Transcribe the records below in full; pictures stay out of the copy.

^^^^^^^^

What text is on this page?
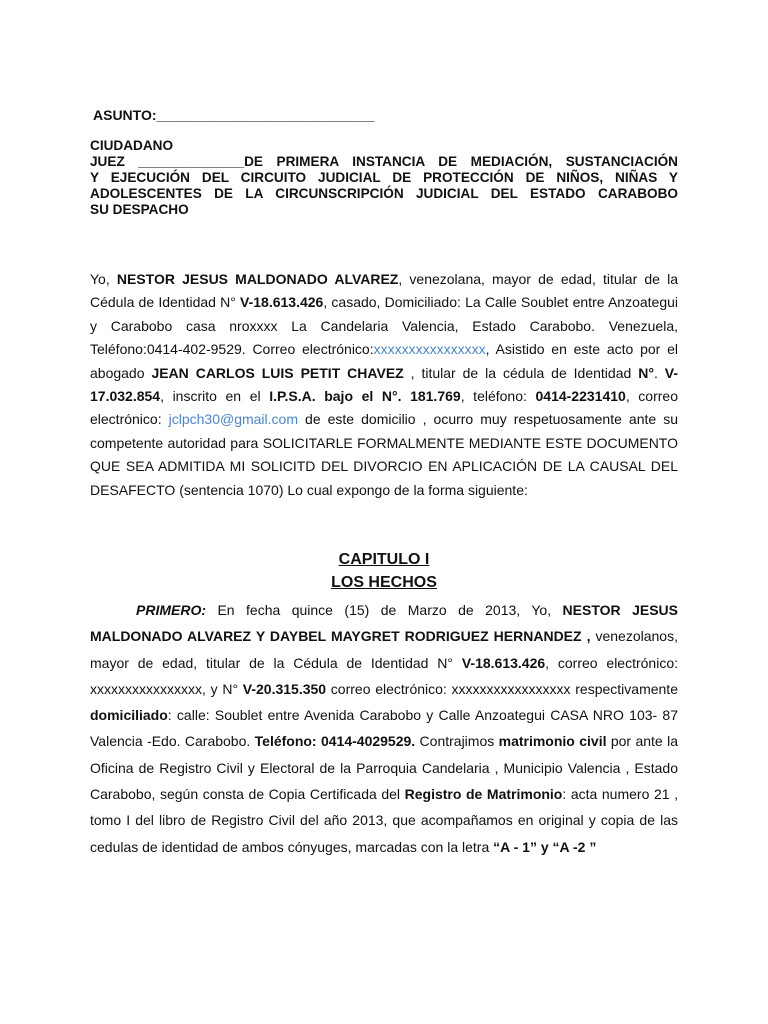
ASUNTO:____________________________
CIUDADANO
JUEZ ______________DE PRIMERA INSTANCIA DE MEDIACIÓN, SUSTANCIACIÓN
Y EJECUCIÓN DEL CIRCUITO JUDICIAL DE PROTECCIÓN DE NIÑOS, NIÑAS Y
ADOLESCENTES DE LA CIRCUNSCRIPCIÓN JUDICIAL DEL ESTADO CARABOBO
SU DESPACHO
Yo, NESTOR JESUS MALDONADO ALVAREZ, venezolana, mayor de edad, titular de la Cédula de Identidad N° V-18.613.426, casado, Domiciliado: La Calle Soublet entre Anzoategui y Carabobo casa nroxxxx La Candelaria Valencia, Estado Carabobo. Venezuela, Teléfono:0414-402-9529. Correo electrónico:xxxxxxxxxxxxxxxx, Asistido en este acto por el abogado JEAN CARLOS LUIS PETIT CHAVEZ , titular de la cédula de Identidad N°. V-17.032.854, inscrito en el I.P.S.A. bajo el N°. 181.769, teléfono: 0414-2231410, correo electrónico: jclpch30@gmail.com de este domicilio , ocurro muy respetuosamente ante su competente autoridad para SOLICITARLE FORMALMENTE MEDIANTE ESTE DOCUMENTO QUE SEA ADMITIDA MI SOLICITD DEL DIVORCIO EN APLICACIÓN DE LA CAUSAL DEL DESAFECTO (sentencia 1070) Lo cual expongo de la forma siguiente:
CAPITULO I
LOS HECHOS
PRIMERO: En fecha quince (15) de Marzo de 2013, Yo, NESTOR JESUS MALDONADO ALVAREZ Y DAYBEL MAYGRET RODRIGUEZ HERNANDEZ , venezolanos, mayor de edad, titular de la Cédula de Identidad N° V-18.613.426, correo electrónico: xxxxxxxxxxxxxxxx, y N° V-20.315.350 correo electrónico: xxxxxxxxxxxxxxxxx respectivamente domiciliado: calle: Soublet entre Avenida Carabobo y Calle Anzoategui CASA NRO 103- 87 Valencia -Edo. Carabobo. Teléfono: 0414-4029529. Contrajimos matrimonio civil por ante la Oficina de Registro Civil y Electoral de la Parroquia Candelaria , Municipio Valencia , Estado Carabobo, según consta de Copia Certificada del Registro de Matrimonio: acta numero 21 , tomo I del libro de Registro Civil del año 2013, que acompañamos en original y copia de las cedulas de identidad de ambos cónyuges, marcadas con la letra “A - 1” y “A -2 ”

^^^^^^^^

* [ANSWER IN FULL]:
What text is on this page?
ASUNTO:____________________________
CIUDADANO
JUEZ ______________DE PRIMERA INSTANCIA DE MEDIACIÓN, SUSTANCIACIÓN
Y EJECUCIÓN DEL CIRCUITO JUDICIAL DE PROTECCIÓN DE NIÑOS, NIÑAS Y
ADOLESCENTES DE LA CIRCUNSCRIPCIÓN JUDICIAL DEL ESTADO CARABOBO
SU DESPACHO
Yo, NESTOR JESUS MALDONADO ALVAREZ, venezolana, mayor de edad, titular de la Cédula de Identidad N° V-18.613.426, casado, Domiciliado: La Calle Soublet entre Anzoategui y Carabobo casa nroxxxx La Candelaria Valencia, Estado Carabobo. Venezuela, Teléfono:0414-402-9529. Correo electrónico:xxxxxxxxxxxxxxxx, Asistido en este acto por el abogado JEAN CARLOS LUIS PETIT CHAVEZ , titular de la cédula de Identidad N°. V-17.032.854, inscrito en el I.P.S.A. bajo el N°. 181.769, teléfono: 0414-2231410, correo electrónico: jclpch30@gmail.com de este domicilio , ocurro muy respetuosamente ante su competente autoridad para SOLICITARLE FORMALMENTE MEDIANTE ESTE DOCUMENTO QUE SEA ADMITIDA MI SOLICITD DEL DIVORCIO EN APLICACIÓN DE LA CAUSAL DEL DESAFECTO (sentencia 1070) Lo cual expongo de la forma siguiente:
CAPITULO I
LOS HECHOS
PRIMERO: En fecha quince (15) de Marzo de 2013, Yo, NESTOR JESUS MALDONADO ALVAREZ Y DAYBEL MAYGRET RODRIGUEZ HERNANDEZ , venezolanos, mayor de edad, titular de la Cédula de Identidad N° V-18.613.426, correo electrónico: xxxxxxxxxxxxxxxx, y N° V-20.315.350 correo electrónico: xxxxxxxxxxxxxxxxx respectivamente domiciliado: calle: Soublet entre Avenida Carabobo y Calle Anzoategui CASA NRO 103- 87 Valencia -Edo. Carabobo. Teléfono: 0414-4029529. Contrajimos matrimonio civil por ante la Oficina de Registro Civil y Electoral de la Parroquia Candelaria , Municipio Valencia , Estado Carabobo, según consta de Copia Certificada del Registro de Matrimonio: acta numero 21 , tomo I del libro de Registro Civil del año 2013, que acompañamos en original y copia de las cedulas de identidad de ambos cónyuges, marcadas con la letra “A - 1” y “A -2 ”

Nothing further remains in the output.